* start Listing *

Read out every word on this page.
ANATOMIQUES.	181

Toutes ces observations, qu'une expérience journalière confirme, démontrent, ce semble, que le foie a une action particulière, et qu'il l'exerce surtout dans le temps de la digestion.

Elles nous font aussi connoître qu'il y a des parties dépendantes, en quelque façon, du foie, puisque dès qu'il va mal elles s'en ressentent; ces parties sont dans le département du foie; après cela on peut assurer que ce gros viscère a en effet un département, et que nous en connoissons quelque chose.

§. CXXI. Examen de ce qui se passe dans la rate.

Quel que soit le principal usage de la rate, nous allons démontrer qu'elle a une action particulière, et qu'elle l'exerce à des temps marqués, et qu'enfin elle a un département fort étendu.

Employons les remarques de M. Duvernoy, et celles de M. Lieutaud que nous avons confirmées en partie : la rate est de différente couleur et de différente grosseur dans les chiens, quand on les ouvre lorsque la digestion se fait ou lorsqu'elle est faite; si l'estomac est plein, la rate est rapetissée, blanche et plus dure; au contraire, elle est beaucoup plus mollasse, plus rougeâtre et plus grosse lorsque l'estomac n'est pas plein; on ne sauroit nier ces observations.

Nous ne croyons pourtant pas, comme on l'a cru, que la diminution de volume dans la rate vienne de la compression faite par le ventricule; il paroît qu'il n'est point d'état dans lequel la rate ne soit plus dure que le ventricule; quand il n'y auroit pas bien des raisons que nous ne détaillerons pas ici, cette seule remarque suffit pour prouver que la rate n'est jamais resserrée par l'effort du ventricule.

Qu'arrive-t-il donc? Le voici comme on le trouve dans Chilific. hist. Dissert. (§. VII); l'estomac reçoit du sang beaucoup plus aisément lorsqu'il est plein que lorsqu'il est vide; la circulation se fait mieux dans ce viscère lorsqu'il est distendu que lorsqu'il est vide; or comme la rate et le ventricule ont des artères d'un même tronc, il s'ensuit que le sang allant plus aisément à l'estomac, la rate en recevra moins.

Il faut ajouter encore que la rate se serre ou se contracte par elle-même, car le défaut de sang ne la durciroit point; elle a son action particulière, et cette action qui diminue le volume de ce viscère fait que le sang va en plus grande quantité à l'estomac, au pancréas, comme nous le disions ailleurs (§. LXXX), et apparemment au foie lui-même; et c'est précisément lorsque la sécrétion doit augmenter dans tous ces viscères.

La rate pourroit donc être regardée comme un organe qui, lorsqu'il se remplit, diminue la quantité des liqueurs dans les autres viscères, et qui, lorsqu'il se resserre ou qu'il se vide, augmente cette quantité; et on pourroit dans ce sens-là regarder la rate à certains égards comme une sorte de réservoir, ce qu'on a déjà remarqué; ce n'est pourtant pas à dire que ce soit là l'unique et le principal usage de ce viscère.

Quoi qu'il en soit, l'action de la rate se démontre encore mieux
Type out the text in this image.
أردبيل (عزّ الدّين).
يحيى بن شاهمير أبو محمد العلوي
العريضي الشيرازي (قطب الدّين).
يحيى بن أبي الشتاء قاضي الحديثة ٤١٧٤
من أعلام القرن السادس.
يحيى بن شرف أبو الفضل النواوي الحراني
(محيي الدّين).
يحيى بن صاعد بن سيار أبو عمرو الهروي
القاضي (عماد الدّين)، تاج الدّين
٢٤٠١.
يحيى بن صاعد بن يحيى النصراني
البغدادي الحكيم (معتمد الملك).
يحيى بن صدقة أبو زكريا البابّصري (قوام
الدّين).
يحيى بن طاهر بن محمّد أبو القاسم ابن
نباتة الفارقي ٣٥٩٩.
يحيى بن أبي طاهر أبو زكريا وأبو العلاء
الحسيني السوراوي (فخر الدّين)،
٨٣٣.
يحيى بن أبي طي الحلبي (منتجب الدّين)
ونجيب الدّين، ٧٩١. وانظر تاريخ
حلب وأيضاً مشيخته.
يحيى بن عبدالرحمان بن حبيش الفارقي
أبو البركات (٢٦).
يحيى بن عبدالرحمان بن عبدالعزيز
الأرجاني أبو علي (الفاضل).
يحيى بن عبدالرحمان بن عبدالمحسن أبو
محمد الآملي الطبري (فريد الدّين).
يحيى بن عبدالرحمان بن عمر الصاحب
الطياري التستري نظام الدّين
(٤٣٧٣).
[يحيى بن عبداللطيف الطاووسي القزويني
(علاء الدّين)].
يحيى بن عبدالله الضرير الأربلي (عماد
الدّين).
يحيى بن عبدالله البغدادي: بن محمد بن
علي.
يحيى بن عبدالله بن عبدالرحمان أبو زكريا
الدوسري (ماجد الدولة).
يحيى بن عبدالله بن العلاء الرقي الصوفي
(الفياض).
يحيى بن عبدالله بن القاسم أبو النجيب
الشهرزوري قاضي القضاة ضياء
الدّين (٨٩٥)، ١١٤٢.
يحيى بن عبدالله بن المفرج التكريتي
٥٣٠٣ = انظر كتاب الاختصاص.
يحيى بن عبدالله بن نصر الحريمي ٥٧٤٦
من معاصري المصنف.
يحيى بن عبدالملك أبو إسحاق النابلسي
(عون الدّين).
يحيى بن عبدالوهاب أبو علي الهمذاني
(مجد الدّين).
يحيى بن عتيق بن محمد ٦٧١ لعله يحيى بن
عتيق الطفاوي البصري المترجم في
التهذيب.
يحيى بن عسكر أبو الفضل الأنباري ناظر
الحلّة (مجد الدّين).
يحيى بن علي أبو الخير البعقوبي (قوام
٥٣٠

* end Listing *

Exercise prompt: From the data above, copy out every line with the string "الفضل" in it.

The result:
يحيى بن شرف أبو الفضل النواوي الحراني
يحيى بن عسكر أبو الفضل الأنباري ناظر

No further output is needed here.